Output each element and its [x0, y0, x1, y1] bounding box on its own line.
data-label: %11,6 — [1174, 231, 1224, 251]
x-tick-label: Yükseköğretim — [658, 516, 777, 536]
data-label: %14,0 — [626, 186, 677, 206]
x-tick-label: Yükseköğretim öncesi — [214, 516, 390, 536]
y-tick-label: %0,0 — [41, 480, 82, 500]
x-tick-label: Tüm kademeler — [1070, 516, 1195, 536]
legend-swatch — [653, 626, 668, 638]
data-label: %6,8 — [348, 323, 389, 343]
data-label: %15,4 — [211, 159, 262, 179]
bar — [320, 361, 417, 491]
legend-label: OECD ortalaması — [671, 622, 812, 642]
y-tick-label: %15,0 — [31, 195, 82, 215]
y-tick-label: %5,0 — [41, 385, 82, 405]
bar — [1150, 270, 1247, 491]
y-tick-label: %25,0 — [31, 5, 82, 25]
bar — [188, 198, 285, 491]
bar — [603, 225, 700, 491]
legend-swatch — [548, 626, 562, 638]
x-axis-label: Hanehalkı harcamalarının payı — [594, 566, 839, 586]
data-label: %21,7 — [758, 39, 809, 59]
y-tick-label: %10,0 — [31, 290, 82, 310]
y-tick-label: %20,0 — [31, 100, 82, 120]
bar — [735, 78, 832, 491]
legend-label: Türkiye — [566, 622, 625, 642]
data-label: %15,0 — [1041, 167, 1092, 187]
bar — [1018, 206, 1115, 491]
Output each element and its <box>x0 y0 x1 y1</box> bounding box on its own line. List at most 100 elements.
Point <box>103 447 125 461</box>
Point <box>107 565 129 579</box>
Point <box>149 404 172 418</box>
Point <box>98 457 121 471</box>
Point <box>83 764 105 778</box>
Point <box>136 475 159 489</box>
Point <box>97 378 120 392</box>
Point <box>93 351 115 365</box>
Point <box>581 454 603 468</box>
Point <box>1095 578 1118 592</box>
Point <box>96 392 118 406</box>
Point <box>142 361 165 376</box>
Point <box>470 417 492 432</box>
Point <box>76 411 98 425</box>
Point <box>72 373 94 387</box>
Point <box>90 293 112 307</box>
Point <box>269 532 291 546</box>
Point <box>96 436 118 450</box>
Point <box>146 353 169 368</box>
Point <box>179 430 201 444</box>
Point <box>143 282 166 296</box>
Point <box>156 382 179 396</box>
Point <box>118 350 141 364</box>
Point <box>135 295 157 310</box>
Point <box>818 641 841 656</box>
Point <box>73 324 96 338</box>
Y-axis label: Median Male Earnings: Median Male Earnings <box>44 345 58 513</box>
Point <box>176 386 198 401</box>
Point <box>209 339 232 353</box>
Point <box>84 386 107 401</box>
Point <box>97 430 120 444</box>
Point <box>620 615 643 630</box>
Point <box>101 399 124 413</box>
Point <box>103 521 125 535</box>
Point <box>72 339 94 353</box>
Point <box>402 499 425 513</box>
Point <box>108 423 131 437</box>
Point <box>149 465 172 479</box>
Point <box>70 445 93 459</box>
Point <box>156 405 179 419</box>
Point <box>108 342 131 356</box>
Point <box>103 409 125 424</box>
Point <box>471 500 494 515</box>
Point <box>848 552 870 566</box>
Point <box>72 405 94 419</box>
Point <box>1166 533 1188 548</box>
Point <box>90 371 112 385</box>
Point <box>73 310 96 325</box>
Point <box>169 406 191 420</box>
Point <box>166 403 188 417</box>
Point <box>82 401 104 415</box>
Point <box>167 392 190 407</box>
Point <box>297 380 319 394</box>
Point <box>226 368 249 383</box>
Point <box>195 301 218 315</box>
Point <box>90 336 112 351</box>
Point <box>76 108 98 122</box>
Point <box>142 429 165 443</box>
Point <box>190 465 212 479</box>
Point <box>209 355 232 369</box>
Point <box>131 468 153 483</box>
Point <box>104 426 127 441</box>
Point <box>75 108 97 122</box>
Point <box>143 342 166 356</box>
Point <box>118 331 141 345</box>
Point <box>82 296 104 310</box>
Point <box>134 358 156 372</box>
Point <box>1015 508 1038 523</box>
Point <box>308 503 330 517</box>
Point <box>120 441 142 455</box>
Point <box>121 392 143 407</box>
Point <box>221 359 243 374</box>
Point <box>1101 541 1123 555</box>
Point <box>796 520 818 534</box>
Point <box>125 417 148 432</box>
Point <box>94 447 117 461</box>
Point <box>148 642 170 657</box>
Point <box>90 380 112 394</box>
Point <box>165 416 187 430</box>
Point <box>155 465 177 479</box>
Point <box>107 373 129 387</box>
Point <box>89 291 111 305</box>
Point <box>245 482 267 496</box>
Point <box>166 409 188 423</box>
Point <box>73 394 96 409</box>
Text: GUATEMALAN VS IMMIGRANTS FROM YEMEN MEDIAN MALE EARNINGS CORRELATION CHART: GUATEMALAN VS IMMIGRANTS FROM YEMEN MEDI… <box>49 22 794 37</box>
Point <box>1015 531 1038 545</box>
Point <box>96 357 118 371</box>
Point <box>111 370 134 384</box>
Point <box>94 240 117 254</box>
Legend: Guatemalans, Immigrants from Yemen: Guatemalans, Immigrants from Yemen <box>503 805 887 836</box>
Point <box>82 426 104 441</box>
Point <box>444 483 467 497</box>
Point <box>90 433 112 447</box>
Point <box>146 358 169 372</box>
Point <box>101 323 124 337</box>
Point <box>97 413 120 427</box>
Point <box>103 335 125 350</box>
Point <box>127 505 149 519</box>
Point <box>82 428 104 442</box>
····················
Copy the listing word for word, starting at the top and going on through the line with "data-label: %21,7 — [758, 39, 809, 59]".

Output each element and its [x0, y0, x1, y1] bounding box on its own line.
data-label: %11,6 — [1174, 231, 1224, 251]
x-tick-label: Yükseköğretim — [658, 516, 777, 536]
data-label: %14,0 — [626, 186, 677, 206]
x-tick-label: Yükseköğretim öncesi — [214, 516, 390, 536]
y-tick-label: %0,0 — [41, 480, 82, 500]
x-tick-label: Tüm kademeler — [1070, 516, 1195, 536]
legend-swatch — [653, 626, 668, 638]
data-label: %6,8 — [348, 323, 389, 343]
data-label: %15,4 — [211, 159, 262, 179]
bar — [320, 361, 417, 491]
legend-label: OECD ortalaması — [671, 622, 812, 642]
y-tick-label: %15,0 — [31, 195, 82, 215]
y-tick-label: %5,0 — [41, 385, 82, 405]
bar — [1150, 270, 1247, 491]
y-tick-label: %25,0 — [31, 5, 82, 25]
bar — [188, 198, 285, 491]
bar — [603, 225, 700, 491]
legend-swatch — [548, 626, 562, 638]
x-axis-label: Hanehalkı harcamalarının payı — [594, 566, 839, 586]
data-label: %21,7 — [758, 39, 809, 59]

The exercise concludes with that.